DESCRIPTION OF THE TASK:
Using the entries that follow, collect the lines where the word "Администрация" appears.

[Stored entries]
+ + + + +

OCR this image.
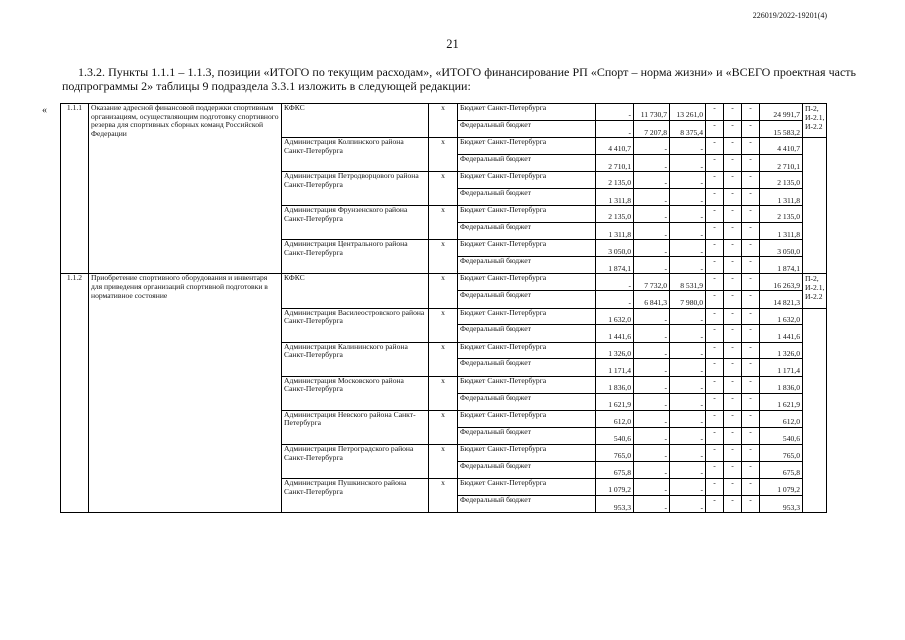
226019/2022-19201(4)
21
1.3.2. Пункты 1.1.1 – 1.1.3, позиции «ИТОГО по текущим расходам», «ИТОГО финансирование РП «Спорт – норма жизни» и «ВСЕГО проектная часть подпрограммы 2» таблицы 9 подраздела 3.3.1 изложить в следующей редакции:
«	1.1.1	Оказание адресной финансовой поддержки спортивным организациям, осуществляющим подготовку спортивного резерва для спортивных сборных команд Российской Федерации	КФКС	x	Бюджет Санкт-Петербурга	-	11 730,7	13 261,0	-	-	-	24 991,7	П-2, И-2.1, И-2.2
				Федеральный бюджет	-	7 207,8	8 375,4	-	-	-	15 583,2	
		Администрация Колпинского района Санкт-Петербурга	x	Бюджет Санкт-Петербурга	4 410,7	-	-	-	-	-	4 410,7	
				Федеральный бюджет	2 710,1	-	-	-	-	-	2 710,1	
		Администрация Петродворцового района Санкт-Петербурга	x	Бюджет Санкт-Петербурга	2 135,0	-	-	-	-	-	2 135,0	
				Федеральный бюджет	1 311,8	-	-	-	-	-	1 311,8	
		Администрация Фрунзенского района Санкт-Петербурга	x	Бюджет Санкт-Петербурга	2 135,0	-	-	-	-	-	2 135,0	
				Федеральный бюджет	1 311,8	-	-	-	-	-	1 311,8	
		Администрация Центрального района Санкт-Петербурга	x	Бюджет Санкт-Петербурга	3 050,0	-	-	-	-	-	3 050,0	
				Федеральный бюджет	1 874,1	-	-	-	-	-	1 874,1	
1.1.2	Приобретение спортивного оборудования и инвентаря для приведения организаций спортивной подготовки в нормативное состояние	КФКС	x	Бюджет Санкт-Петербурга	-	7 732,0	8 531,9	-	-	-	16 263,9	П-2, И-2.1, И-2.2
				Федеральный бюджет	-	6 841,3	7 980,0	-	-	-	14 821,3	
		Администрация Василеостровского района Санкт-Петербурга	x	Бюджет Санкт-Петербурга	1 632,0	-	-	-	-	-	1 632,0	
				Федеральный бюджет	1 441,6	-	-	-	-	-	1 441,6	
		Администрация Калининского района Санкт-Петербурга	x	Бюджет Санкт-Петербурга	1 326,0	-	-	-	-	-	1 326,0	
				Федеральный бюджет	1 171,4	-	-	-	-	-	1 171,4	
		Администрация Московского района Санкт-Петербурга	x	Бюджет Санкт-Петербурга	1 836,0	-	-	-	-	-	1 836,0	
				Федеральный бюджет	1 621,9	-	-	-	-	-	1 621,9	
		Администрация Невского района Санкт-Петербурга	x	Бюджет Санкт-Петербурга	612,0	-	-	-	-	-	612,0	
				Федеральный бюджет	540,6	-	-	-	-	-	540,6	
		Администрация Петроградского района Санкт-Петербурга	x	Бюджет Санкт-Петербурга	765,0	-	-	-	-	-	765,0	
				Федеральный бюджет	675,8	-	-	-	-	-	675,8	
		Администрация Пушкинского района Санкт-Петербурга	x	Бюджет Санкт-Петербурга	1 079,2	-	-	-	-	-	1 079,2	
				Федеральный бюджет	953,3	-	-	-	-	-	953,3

+ + + + +

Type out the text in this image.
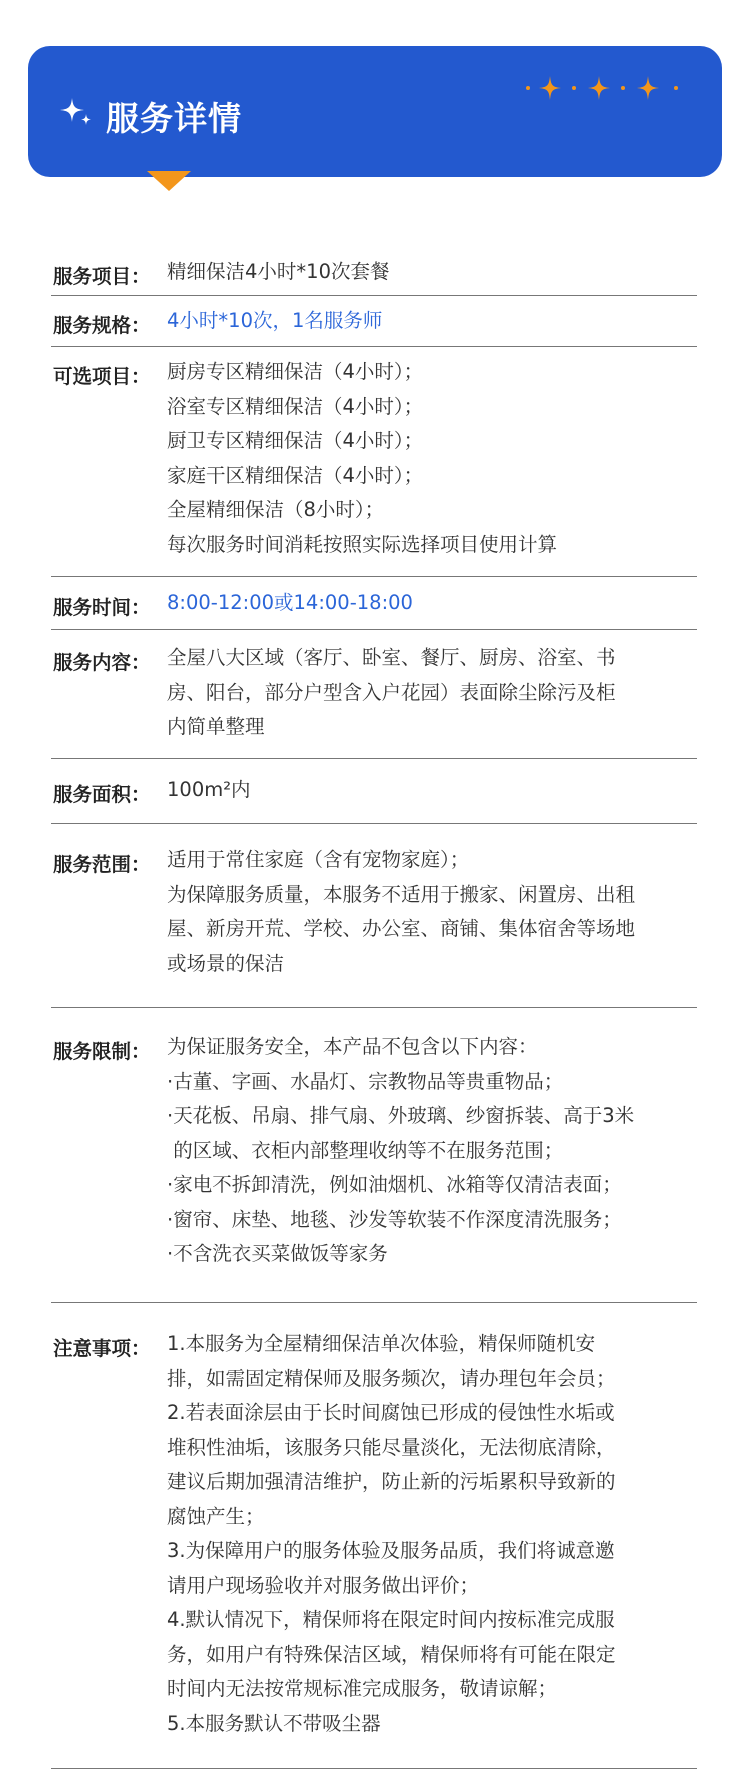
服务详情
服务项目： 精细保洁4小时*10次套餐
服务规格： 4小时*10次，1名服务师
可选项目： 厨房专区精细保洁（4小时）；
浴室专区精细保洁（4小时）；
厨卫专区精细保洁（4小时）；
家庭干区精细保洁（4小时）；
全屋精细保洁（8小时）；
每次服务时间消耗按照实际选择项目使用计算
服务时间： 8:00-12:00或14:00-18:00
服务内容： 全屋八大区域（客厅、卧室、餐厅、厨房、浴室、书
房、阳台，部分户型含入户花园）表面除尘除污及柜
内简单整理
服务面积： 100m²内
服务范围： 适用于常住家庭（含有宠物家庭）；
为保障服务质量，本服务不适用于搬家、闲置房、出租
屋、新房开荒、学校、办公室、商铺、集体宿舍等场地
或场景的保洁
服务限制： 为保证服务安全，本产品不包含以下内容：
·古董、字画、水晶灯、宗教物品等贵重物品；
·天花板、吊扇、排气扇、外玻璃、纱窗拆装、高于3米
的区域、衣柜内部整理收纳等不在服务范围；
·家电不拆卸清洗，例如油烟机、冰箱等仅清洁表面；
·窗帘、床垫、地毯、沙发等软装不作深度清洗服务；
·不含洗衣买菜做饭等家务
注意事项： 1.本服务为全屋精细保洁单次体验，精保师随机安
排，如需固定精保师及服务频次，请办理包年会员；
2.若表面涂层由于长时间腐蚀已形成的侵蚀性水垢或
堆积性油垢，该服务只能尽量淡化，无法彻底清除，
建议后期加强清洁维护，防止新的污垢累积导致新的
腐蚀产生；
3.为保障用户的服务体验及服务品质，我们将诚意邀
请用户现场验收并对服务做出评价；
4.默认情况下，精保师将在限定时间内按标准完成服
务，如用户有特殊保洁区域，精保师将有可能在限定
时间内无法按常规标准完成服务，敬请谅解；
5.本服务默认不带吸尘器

+ + + + +

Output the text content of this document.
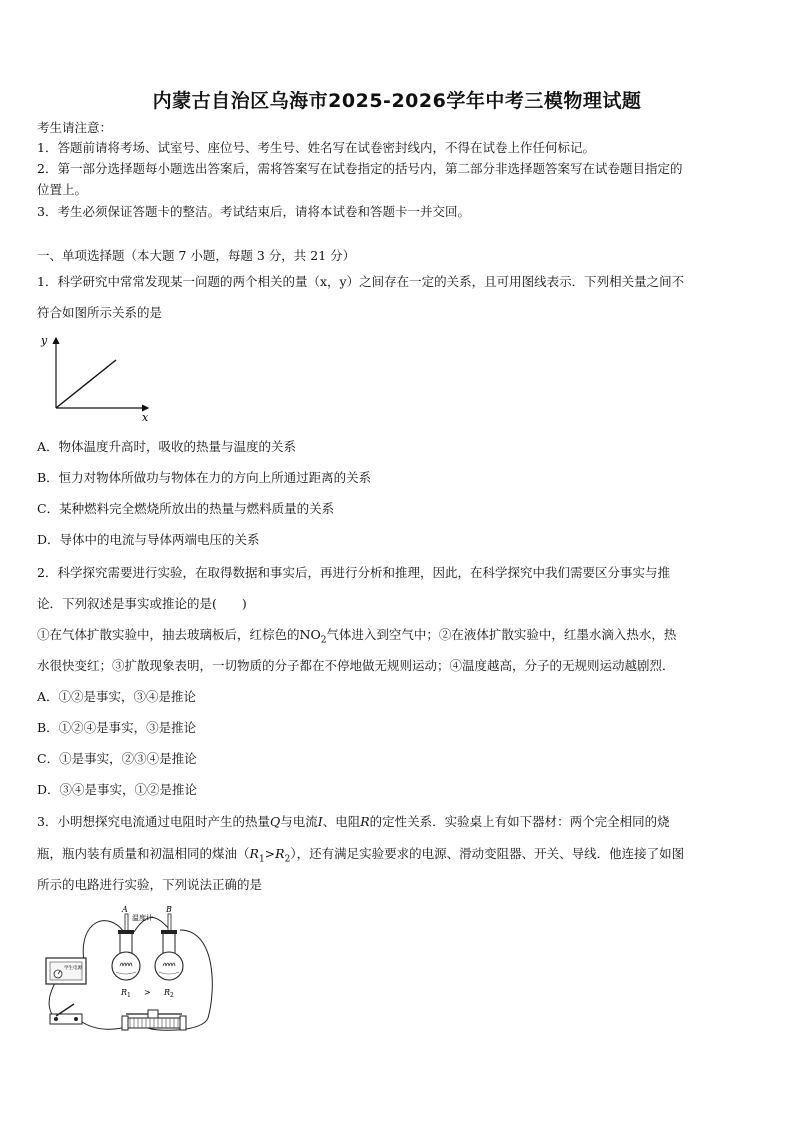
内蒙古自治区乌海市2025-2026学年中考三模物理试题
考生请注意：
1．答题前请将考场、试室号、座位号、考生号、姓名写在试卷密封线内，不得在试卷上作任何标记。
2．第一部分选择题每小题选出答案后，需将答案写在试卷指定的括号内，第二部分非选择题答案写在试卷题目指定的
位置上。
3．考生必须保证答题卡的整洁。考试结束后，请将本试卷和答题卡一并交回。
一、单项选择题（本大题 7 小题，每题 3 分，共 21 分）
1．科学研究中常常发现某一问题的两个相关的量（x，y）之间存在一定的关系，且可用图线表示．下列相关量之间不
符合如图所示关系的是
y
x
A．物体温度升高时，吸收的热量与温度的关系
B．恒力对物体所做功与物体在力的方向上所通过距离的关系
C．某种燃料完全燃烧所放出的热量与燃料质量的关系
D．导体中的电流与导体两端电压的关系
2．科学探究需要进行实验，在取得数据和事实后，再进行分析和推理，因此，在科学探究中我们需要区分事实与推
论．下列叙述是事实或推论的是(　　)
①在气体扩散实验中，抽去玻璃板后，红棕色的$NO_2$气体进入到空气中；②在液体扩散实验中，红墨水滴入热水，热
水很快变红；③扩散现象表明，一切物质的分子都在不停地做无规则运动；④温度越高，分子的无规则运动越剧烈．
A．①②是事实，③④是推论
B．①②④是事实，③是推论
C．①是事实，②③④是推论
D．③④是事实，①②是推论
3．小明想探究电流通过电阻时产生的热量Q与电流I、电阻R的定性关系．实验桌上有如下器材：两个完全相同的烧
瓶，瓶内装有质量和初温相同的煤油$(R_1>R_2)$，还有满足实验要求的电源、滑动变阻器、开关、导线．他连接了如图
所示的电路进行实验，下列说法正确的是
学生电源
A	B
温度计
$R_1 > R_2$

+ + + + +

RESULT OF THE TASK:
		Администрация Колпинского района Санкт-Петербурга	x	Бюджет Санкт-Петербурга	4 410,7	-	-	-	-	-	4 410,7	
		Администрация Петродворцового района Санкт-Петербурга	x	Бюджет Санкт-Петербурга	2 135,0	-	-	-	-	-	2 135,0	
		Администрация Фрунзенского района Санкт-Петербурга	x	Бюджет Санкт-Петербурга	2 135,0	-	-	-	-	-	2 135,0	
		Администрация Центрального района Санкт-Петербурга	x	Бюджет Санкт-Петербурга	3 050,0	-	-	-	-	-	3 050,0	
		Администрация Василеостровского района Санкт-Петербурга	x	Бюджет Санкт-Петербурга	1 632,0	-	-	-	-	-	1 632,0	
		Администрация Калининского района Санкт-Петербурга	x	Бюджет Санкт-Петербурга	1 326,0	-	-	-	-	-	1 326,0	
		Администрация Московского района Санкт-Петербурга	x	Бюджет Санкт-Петербурга	1 836,0	-	-	-	-	-	1 836,0	
		Администрация Невского района Санкт-Петербурга	x	Бюджет Санкт-Петербурга	612,0	-	-	-	-	-	612,0	
		Администрация Петроградского района Санкт-Петербурга	x	Бюджет Санкт-Петербурга	765,0	-	-	-	-	-	765,0	
		Администрация Пушкинского района Санкт-Петербурга	x	Бюджет Санкт-Петербурга	1 079,2	-	-	-	-	-	1 079,2	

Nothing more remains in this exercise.